SUPPLIED RECORDS:

___

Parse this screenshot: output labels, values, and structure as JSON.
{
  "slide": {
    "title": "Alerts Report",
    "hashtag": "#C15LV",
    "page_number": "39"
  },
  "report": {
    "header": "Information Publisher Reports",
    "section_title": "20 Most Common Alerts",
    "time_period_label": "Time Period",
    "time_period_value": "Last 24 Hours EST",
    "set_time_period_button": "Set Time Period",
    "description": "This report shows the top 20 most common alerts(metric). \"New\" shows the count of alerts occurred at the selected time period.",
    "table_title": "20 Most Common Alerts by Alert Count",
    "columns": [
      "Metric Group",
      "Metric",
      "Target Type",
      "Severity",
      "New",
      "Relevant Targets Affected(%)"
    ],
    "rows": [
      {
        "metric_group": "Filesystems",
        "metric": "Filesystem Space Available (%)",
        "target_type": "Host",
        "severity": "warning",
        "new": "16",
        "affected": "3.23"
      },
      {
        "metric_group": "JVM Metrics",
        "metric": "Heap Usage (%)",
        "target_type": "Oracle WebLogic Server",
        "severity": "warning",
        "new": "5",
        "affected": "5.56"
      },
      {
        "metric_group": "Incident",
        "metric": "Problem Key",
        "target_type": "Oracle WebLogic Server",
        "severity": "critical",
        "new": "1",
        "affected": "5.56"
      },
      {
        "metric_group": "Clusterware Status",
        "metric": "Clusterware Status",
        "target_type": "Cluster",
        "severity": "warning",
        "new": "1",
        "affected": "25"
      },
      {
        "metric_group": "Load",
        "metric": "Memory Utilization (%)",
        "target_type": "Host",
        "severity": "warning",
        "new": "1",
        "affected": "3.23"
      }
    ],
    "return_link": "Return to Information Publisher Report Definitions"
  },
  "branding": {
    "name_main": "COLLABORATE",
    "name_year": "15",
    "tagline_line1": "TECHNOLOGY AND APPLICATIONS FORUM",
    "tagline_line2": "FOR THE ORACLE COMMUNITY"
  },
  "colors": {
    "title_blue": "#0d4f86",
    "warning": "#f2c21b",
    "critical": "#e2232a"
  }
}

___

WHAT IS BEING ASKED: Give back all the data exactly as written.

ANSWER FOR THIS EXERCISE:
Parse this screenshot: output labels, values, and structure as JSON.
{
  "slide": {
    "title": "Alerts Report",
    "hashtag": "#C15LV",
    "page_number": "39"
  },
  "report": {
    "header": "Information Publisher Reports",
    "section_title": "20 Most Common Alerts",
    "time_period_label": "Time Period",
    "time_period_value": "Last 24 Hours EST",
    "set_time_period_button": "Set Time Period",
    "description": "This report shows the top 20 most common alerts(metric). \"New\" shows the count of alerts occurred at the selected time period.",
    "table_title": "20 Most Common Alerts by Alert Count",
    "columns": [
      "Metric Group",
      "Metric",
      "Target Type",
      "Severity",
      "New",
      "Relevant Targets Affected(%)"
    ],
    "rows": [
      {
        "metric_group": "Filesystems",
        "metric": "Filesystem Space Available (%)",
        "target_type": "Host",
        "severity": "warning",
        "new": "16",
        "affected": "3.23"
      },
      {
        "metric_group": "JVM Metrics",
        "metric": "Heap Usage (%)",
        "target_type": "Oracle WebLogic Server",
        "severity": "warning",
        "new": "5",
        "affected": "5.56"
      },
      {
        "metric_group": "Incident",
        "metric": "Problem Key",
        "target_type": "Oracle WebLogic Server",
        "severity": "critical",
        "new": "1",
        "affected": "5.56"
      },
      {
        "metric_group": "Clusterware Status",
        "metric": "Clusterware Status",
        "target_type": "Cluster",
        "severity": "warning",
        "new": "1",
        "affected": "25"
      },
      {
        "metric_group": "Load",
        "metric": "Memory Utilization (%)",
        "target_type": "Host",
        "severity": "warning",
        "new": "1",
        "affected": "3.23"
      }
    ],
    "return_link": "Return to Information Publisher Report Definitions"
  },
  "branding": {
    "name_main": "COLLABORATE",
    "name_year": "15",
    "tagline_line1": "TECHNOLOGY AND APPLICATIONS FORUM",
    "tagline_line2": "FOR THE ORACLE COMMUNITY"
  },
  "colors": {
    "title_blue": "#0d4f86",
    "warning": "#f2c21b",
    "critical": "#e2232a"
  }
}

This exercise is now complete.